**Required task**
Every record should be written out exactly, please.

··· Listed entries ···

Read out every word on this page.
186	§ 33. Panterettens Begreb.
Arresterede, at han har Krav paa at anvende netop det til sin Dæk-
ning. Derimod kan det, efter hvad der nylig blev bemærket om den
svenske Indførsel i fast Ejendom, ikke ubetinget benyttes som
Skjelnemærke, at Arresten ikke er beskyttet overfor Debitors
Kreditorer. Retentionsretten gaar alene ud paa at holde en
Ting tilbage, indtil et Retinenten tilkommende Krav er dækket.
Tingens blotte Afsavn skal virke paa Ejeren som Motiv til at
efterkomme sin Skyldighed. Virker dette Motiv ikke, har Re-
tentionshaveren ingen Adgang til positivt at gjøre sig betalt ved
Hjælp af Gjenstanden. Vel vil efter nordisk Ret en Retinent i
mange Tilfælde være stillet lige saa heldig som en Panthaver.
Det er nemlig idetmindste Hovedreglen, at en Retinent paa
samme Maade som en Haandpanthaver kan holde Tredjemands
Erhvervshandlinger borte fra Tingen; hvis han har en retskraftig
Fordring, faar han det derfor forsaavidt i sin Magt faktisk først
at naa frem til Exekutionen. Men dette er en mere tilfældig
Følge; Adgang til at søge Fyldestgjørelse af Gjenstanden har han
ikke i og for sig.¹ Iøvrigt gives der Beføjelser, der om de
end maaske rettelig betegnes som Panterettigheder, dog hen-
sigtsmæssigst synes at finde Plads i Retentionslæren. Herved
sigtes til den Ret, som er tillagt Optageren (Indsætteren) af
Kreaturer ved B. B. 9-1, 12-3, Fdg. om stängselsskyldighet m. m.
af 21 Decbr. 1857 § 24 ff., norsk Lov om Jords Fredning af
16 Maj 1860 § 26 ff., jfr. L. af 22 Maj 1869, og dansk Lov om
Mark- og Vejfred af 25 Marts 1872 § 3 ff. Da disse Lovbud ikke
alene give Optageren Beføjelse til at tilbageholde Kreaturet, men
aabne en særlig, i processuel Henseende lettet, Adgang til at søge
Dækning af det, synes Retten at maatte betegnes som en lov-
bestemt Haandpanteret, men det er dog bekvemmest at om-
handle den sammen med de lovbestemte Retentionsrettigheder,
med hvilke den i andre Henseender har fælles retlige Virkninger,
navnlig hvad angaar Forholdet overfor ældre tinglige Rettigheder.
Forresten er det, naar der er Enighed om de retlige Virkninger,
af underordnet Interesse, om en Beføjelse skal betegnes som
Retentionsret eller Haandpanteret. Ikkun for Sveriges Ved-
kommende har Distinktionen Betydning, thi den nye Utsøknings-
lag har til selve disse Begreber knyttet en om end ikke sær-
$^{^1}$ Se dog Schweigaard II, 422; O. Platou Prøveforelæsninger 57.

···

**The answer**
Read out every word on this page.
186	§ 33. Panterettens Begreb.
Arresterede, at han har Krav paa at anvende netop det til sin Dæk-
ning. Derimod kan det, efter hvad der nylig blev bemærket om den
svenske Indførsel i fast Ejendom, ikke ubetinget benyttes som
Skjelnemærke, at Arresten ikke er beskyttet overfor Debitors
Kreditorer. Retentionsretten gaar alene ud paa at holde en
Ting tilbage, indtil et Retinenten tilkommende Krav er dækket.
Tingens blotte Afsavn skal virke paa Ejeren som Motiv til at
efterkomme sin Skyldighed. Virker dette Motiv ikke, har Re-
tentionshaveren ingen Adgang til positivt at gjøre sig betalt ved
Hjælp af Gjenstanden. Vel vil efter nordisk Ret en Retinent i
mange Tilfælde være stillet lige saa heldig som en Panthaver.
Det er nemlig idetmindste Hovedreglen, at en Retinent paa
samme Maade som en Haandpanthaver kan holde Tredjemands
Erhvervshandlinger borte fra Tingen; hvis han har en retskraftig
Fordring, faar han det derfor forsaavidt i sin Magt faktisk først
at naa frem til Exekutionen. Men dette er en mere tilfældig
Følge; Adgang til at søge Fyldestgjørelse af Gjenstanden har han
ikke i og for sig.¹ Iøvrigt gives der Beføjelser, der om de
end maaske rettelig betegnes som Panterettigheder, dog hen-
sigtsmæssigst synes at finde Plads i Retentionslæren. Herved
sigtes til den Ret, som er tillagt Optageren (Indsætteren) af
Kreaturer ved B. B. 9-1, 12-3, Fdg. om stängselsskyldighet m. m.
af 21 Decbr. 1857 § 24 ff., norsk Lov om Jords Fredning af
16 Maj 1860 § 26 ff., jfr. L. af 22 Maj 1869, og dansk Lov om
Mark- og Vejfred af 25 Marts 1872 § 3 ff. Da disse Lovbud ikke
alene give Optageren Beføjelse til at tilbageholde Kreaturet, men
aabne en særlig, i processuel Henseende lettet, Adgang til at søge
Dækning af det, synes Retten at maatte betegnes som en lov-
bestemt Haandpanteret, men det er dog bekvemmest at om-
handle den sammen med de lovbestemte Retentionsrettigheder,
med hvilke den i andre Henseender har fælles retlige Virkninger,
navnlig hvad angaar Forholdet overfor ældre tinglige Rettigheder.
Forresten er det, naar der er Enighed om de retlige Virkninger,
af underordnet Interesse, om en Beføjelse skal betegnes som
Retentionsret eller Haandpanteret. Ikkun for Sveriges Ved-
kommende har Distinktionen Betydning, thi den nye Utsøknings-
lag har til selve disse Begreber knyttet en om end ikke sær-
$^{^1}$ Se dog Schweigaard II, 422; O. Platou Prøveforelæsninger 57.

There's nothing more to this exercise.